● **WHAT NEEDS TO BE DONE**: Repeat every line of the records below word for word, leaving each one unchanged.

● **MATERIAL SHOWN**:
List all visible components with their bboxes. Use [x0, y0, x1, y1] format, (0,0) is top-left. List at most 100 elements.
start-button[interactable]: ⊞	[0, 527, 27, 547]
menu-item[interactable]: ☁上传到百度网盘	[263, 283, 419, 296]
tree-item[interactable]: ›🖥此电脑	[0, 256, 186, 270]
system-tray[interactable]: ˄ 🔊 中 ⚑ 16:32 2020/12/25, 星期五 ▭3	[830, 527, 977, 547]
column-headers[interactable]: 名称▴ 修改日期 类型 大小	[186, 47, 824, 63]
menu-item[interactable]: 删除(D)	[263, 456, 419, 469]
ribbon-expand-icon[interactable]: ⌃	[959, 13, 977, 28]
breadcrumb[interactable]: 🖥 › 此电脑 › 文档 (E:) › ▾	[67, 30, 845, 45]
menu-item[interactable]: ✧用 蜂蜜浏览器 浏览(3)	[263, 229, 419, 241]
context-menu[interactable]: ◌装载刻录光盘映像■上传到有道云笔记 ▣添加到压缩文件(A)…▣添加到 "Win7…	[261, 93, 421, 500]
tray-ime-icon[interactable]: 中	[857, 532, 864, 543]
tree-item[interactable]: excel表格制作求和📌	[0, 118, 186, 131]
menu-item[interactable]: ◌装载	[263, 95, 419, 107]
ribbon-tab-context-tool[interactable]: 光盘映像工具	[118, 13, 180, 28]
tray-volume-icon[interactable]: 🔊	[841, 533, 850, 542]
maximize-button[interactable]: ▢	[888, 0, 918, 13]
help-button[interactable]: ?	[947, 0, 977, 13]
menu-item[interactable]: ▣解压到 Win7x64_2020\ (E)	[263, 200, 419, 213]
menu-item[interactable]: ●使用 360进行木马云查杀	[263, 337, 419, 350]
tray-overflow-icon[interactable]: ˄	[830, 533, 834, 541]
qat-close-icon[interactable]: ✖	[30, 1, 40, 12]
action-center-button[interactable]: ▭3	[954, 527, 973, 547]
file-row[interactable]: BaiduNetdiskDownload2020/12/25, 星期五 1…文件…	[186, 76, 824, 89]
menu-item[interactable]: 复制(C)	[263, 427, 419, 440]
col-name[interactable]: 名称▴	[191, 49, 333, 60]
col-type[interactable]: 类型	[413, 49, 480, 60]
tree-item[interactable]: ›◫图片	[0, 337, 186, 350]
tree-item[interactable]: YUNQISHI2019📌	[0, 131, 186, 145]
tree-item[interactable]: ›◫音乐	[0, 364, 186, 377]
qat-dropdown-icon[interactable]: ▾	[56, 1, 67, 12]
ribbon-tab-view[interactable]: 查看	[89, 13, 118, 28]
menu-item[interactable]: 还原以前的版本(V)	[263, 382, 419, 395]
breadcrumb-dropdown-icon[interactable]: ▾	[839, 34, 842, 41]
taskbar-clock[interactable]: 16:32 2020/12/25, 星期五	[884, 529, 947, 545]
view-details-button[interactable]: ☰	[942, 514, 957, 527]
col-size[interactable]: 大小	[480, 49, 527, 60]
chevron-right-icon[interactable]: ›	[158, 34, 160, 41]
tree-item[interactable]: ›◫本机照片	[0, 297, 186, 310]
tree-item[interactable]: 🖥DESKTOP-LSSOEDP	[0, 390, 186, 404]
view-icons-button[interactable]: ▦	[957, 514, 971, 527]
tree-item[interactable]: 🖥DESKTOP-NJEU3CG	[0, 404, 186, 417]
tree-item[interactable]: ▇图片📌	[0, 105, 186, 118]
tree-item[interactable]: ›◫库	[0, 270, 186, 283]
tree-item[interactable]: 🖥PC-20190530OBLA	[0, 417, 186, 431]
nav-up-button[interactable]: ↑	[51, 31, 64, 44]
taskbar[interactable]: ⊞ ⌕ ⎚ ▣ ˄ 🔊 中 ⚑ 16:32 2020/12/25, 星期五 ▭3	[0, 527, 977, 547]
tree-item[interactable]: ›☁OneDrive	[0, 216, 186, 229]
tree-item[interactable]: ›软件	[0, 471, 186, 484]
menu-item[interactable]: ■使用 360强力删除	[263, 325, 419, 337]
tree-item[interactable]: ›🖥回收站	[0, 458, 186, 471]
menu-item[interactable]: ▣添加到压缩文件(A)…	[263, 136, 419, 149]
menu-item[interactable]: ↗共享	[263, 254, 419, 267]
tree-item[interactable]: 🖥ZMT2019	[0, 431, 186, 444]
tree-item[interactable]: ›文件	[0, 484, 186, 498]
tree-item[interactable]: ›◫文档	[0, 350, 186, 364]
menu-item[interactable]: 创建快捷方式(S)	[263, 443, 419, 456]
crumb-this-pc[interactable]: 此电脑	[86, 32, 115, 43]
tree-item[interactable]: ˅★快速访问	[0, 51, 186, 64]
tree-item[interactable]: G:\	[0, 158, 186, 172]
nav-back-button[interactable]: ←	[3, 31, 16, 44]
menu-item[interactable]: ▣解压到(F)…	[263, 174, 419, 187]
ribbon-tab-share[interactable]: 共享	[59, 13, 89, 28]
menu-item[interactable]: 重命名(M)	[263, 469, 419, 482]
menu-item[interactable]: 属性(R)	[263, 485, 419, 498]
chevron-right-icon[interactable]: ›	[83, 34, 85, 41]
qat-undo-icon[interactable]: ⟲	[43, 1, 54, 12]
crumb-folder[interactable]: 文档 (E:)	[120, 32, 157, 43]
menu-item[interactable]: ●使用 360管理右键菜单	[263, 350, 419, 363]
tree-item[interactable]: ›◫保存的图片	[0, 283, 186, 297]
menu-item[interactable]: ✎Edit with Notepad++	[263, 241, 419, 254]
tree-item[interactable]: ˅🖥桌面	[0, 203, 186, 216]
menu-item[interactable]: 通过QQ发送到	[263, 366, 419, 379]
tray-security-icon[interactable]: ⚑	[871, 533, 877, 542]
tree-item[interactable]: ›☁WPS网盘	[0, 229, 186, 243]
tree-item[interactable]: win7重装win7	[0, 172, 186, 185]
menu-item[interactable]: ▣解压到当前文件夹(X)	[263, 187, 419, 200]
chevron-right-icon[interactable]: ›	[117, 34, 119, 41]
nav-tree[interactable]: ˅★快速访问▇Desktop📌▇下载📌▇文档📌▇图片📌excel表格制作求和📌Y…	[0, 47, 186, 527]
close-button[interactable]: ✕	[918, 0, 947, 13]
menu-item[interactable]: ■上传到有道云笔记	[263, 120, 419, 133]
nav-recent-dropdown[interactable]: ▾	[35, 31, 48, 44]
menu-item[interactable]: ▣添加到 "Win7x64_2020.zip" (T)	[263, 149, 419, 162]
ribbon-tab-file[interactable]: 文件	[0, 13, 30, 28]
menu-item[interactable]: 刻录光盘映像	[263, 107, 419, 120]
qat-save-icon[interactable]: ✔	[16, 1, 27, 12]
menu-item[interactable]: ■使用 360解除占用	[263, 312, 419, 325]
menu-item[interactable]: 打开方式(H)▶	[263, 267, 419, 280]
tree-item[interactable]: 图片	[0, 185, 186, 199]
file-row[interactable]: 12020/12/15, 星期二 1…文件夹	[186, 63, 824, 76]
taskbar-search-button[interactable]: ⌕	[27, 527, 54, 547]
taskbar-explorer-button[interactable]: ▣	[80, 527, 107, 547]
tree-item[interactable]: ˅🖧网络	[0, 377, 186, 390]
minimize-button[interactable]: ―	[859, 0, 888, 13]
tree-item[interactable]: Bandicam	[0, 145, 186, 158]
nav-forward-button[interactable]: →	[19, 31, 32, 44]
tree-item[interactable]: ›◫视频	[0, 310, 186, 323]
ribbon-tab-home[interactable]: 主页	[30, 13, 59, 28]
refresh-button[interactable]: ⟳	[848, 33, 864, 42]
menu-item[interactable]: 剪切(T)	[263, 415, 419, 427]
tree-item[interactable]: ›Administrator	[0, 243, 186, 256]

● **PROBLEM SOLUTION**:
List all visible components with their bboxes. Use [x0, y0, x1, y1] format, (0,0) is top-left. List at most 100 elements.
start-button[interactable]: ⊞	[0, 527, 27, 547]
menu-item[interactable]: ☁上传到百度网盘	[263, 283, 419, 296]
tree-item[interactable]: ›🖥此电脑	[0, 256, 186, 270]
system-tray[interactable]: ˄ 🔊 中 ⚑ 16:32 2020/12/25, 星期五 ▭3	[830, 527, 977, 547]
column-headers[interactable]: 名称▴ 修改日期 类型 大小	[186, 47, 824, 63]
menu-item[interactable]: 删除(D)	[263, 456, 419, 469]
ribbon-expand-icon[interactable]: ⌃	[959, 13, 977, 28]
breadcrumb[interactable]: 🖥 › 此电脑 › 文档 (E:) › ▾	[67, 30, 845, 45]
menu-item[interactable]: ✧用 蜂蜜浏览器 浏览(3)	[263, 229, 419, 241]
context-menu[interactable]: ◌装载刻录光盘映像■上传到有道云笔记 ▣添加到压缩文件(A)…▣添加到 "Win7…	[261, 93, 421, 500]
tray-ime-icon[interactable]: 中	[857, 532, 864, 543]
tree-item[interactable]: excel表格制作求和📌	[0, 118, 186, 131]
menu-item[interactable]: ◌装载	[263, 95, 419, 107]
ribbon-tab-context-tool[interactable]: 光盘映像工具	[118, 13, 180, 28]
tray-volume-icon[interactable]: 🔊	[841, 533, 850, 542]
maximize-button[interactable]: ▢	[888, 0, 918, 13]
help-button[interactable]: ?	[947, 0, 977, 13]
menu-item[interactable]: ▣解压到 Win7x64_2020\ (E)	[263, 200, 419, 213]
menu-item[interactable]: ●使用 360进行木马云查杀	[263, 337, 419, 350]
tray-overflow-icon[interactable]: ˄	[830, 533, 834, 541]
qat-close-icon[interactable]: ✖	[30, 1, 40, 12]
action-center-button[interactable]: ▭3	[954, 527, 973, 547]
file-row[interactable]: BaiduNetdiskDownload2020/12/25, 星期五 1…文件…	[186, 76, 824, 89]
menu-item[interactable]: 复制(C)	[263, 427, 419, 440]
col-name[interactable]: 名称▴	[191, 49, 333, 60]
col-type[interactable]: 类型	[413, 49, 480, 60]
tree-item[interactable]: ›◫图片	[0, 337, 186, 350]
tree-item[interactable]: YUNQISHI2019📌	[0, 131, 186, 145]
tree-item[interactable]: ›◫音乐	[0, 364, 186, 377]
qat-dropdown-icon[interactable]: ▾	[56, 1, 67, 12]
ribbon-tab-view[interactable]: 查看	[89, 13, 118, 28]
menu-item[interactable]: 还原以前的版本(V)	[263, 382, 419, 395]
breadcrumb-dropdown-icon[interactable]: ▾	[839, 34, 842, 41]
taskbar-clock[interactable]: 16:32 2020/12/25, 星期五	[884, 529, 947, 545]
view-details-button[interactable]: ☰	[942, 514, 957, 527]
col-size[interactable]: 大小	[480, 49, 527, 60]
chevron-right-icon[interactable]: ›	[158, 34, 160, 41]
tree-item[interactable]: ›◫本机照片	[0, 297, 186, 310]
tree-item[interactable]: 🖥DESKTOP-LSSOEDP	[0, 390, 186, 404]
view-icons-button[interactable]: ▦	[957, 514, 971, 527]
tree-item[interactable]: 🖥DESKTOP-NJEU3CG	[0, 404, 186, 417]
tree-item[interactable]: ▇图片📌	[0, 105, 186, 118]
tree-item[interactable]: ›◫库	[0, 270, 186, 283]
tree-item[interactable]: 🖥PC-20190530OBLA	[0, 417, 186, 431]
nav-up-button[interactable]: ↑	[51, 31, 64, 44]
taskbar[interactable]: ⊞ ⌕ ⎚ ▣ ˄ 🔊 中 ⚑ 16:32 2020/12/25, 星期五 ▭3	[0, 527, 977, 547]
tree-item[interactable]: ›☁OneDrive	[0, 216, 186, 229]
tree-item[interactable]: ›软件	[0, 471, 186, 484]
menu-item[interactable]: ■使用 360强力删除	[263, 325, 419, 337]
tree-item[interactable]: ›🖥回收站	[0, 458, 186, 471]
menu-item[interactable]: ▣添加到压缩文件(A)…	[263, 136, 419, 149]
menu-item[interactable]: ↗共享	[263, 254, 419, 267]
tree-item[interactable]: 🖥ZMT2019	[0, 431, 186, 444]
tree-item[interactable]: ›文件	[0, 484, 186, 498]
tree-item[interactable]: ›◫文档	[0, 350, 186, 364]
menu-item[interactable]: 创建快捷方式(S)	[263, 443, 419, 456]
crumb-this-pc[interactable]: 此电脑	[86, 32, 115, 43]
tree-item[interactable]: ˅★快速访问	[0, 51, 186, 64]
tree-item[interactable]: G:\	[0, 158, 186, 172]
nav-back-button[interactable]: ←	[3, 31, 16, 44]
menu-item[interactable]: ▣解压到(F)…	[263, 174, 419, 187]
ribbon-tab-share[interactable]: 共享	[59, 13, 89, 28]
menu-item[interactable]: 重命名(M)	[263, 469, 419, 482]
menu-item[interactable]: 属性(R)	[263, 485, 419, 498]
chevron-right-icon[interactable]: ›	[83, 34, 85, 41]
qat-undo-icon[interactable]: ⟲	[43, 1, 54, 12]
crumb-folder[interactable]: 文档 (E:)	[120, 32, 157, 43]
menu-item[interactable]: ●使用 360管理右键菜单	[263, 350, 419, 363]
tree-item[interactable]: ›◫保存的图片	[0, 283, 186, 297]
menu-item[interactable]: ✎Edit with Notepad++	[263, 241, 419, 254]
tree-item[interactable]: ˅🖥桌面	[0, 203, 186, 216]
menu-item[interactable]: 通过QQ发送到	[263, 366, 419, 379]
tray-security-icon[interactable]: ⚑	[871, 533, 877, 542]
tree-item[interactable]: ›☁WPS网盘	[0, 229, 186, 243]
tree-item[interactable]: win7重装win7	[0, 172, 186, 185]
menu-item[interactable]: ▣解压到当前文件夹(X)	[263, 187, 419, 200]
chevron-right-icon[interactable]: ›	[117, 34, 119, 41]
nav-tree[interactable]: ˅★快速访问▇Desktop📌▇下载📌▇文档📌▇图片📌excel表格制作求和📌Y…	[0, 47, 186, 527]
close-button[interactable]: ✕	[918, 0, 947, 13]
menu-item[interactable]: ■上传到有道云笔记	[263, 120, 419, 133]
nav-recent-dropdown[interactable]: ▾	[35, 31, 48, 44]
menu-item[interactable]: ▣添加到 "Win7x64_2020.zip" (T)	[263, 149, 419, 162]
ribbon-tab-file[interactable]: 文件	[0, 13, 30, 28]
menu-item[interactable]: 刻录光盘映像	[263, 107, 419, 120]
qat-save-icon[interactable]: ✔	[16, 1, 27, 12]
menu-item[interactable]: ■使用 360解除占用	[263, 312, 419, 325]
menu-item[interactable]: 打开方式(H)▶	[263, 267, 419, 280]
tree-item[interactable]: 图片	[0, 185, 186, 199]
file-row[interactable]: 12020/12/15, 星期二 1…文件夹	[186, 63, 824, 76]
taskbar-search-button[interactable]: ⌕	[27, 527, 54, 547]
taskbar-explorer-button[interactable]: ▣	[80, 527, 107, 547]
tree-item[interactable]: ˅🖧网络	[0, 377, 186, 390]
minimize-button[interactable]: ―	[859, 0, 888, 13]
tree-item[interactable]: Bandicam	[0, 145, 186, 158]
nav-forward-button[interactable]: →	[19, 31, 32, 44]
tree-item[interactable]: ›◫视频	[0, 310, 186, 323]
ribbon-tab-home[interactable]: 主页	[30, 13, 59, 28]
refresh-button[interactable]: ⟳	[848, 33, 864, 42]
menu-item[interactable]: 剪切(T)	[263, 415, 419, 427]
tree-item[interactable]: ›Administrator	[0, 243, 186, 256]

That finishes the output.